-- BEGIN --
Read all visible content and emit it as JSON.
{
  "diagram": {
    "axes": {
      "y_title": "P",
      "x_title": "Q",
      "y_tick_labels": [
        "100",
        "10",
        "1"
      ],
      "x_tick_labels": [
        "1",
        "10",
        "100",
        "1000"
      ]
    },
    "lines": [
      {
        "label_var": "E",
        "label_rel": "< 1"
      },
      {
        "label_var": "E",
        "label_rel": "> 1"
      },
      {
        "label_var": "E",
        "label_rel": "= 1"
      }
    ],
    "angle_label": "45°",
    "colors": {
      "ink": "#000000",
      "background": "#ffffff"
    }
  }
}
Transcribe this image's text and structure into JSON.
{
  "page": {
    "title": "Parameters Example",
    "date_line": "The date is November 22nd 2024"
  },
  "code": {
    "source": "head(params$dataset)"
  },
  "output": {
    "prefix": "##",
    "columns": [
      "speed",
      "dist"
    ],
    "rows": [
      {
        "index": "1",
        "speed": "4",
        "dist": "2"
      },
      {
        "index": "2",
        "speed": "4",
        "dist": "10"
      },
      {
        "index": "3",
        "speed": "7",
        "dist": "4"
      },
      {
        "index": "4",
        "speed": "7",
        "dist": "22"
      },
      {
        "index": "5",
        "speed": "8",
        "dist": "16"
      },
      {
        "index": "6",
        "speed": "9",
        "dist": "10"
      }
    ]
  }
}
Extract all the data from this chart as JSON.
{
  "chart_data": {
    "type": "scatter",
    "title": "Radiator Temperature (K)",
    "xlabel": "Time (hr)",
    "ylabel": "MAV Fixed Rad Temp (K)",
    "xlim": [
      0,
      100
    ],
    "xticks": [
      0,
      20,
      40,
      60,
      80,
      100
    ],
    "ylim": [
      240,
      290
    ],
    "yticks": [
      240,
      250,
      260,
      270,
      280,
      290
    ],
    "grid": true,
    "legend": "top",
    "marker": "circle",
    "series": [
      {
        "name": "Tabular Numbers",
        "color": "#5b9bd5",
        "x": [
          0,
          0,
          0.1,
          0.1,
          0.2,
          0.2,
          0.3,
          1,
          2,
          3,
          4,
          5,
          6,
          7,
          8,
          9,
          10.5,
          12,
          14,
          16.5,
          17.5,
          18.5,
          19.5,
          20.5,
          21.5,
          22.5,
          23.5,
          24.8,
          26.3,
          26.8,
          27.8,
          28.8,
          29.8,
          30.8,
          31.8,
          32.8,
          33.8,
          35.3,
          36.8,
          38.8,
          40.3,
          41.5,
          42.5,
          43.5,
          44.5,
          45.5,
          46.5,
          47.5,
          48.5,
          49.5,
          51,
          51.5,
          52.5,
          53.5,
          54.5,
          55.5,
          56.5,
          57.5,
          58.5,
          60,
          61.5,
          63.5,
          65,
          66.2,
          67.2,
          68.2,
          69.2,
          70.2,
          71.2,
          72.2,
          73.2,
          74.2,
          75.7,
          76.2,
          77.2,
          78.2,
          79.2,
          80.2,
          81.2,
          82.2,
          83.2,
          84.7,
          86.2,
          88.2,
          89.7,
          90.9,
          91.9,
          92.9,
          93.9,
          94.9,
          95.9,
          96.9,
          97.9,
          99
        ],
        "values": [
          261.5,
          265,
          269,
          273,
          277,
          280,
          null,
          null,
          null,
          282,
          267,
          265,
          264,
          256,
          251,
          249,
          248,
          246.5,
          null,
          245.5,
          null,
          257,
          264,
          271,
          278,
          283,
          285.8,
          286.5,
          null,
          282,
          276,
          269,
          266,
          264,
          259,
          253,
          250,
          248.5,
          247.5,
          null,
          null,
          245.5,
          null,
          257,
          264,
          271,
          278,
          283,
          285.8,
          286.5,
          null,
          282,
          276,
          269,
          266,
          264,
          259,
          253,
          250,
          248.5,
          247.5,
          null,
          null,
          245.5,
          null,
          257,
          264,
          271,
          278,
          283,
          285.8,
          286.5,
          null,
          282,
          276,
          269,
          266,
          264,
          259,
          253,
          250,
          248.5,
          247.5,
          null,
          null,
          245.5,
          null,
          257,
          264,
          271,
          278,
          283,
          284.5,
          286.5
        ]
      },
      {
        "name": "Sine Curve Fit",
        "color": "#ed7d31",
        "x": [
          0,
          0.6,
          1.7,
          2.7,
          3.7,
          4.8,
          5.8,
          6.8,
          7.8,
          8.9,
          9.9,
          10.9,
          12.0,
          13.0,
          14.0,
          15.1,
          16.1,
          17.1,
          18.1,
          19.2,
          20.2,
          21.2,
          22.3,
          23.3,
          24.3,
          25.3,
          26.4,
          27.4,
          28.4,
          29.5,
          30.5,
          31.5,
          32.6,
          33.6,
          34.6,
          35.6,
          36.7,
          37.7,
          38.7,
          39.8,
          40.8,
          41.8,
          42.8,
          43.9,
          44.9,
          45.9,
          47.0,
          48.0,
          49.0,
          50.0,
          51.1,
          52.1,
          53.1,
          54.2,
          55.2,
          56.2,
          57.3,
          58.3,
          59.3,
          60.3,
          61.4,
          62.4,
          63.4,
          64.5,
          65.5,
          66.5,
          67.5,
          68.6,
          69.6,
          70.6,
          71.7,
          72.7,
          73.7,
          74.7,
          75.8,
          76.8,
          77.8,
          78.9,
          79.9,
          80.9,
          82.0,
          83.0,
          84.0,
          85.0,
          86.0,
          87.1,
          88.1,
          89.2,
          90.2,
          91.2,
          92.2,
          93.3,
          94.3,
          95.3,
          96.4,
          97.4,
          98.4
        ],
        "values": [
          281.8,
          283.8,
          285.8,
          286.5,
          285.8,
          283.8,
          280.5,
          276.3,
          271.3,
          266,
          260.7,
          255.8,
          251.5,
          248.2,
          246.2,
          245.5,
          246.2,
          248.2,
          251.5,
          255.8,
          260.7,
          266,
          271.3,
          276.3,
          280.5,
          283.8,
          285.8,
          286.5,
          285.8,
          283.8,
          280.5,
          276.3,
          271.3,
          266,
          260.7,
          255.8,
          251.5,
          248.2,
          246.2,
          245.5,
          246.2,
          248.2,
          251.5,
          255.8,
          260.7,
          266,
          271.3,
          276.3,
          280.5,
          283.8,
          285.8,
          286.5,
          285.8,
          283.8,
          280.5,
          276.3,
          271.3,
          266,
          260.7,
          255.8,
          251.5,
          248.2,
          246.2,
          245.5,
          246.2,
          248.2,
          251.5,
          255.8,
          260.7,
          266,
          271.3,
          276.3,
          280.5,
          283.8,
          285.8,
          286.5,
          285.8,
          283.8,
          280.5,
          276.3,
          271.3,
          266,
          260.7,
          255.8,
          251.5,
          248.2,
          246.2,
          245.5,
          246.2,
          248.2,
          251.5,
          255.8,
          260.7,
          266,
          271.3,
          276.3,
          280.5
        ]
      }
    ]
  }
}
-- END --
Look above for every line with the word "speed" and copy it.

* _Worked solution_:
      "speed",
        "speed": "4",
        "speed": "4",
        "speed": "7",
        "speed": "7",
        "speed": "8",
        "speed": "9",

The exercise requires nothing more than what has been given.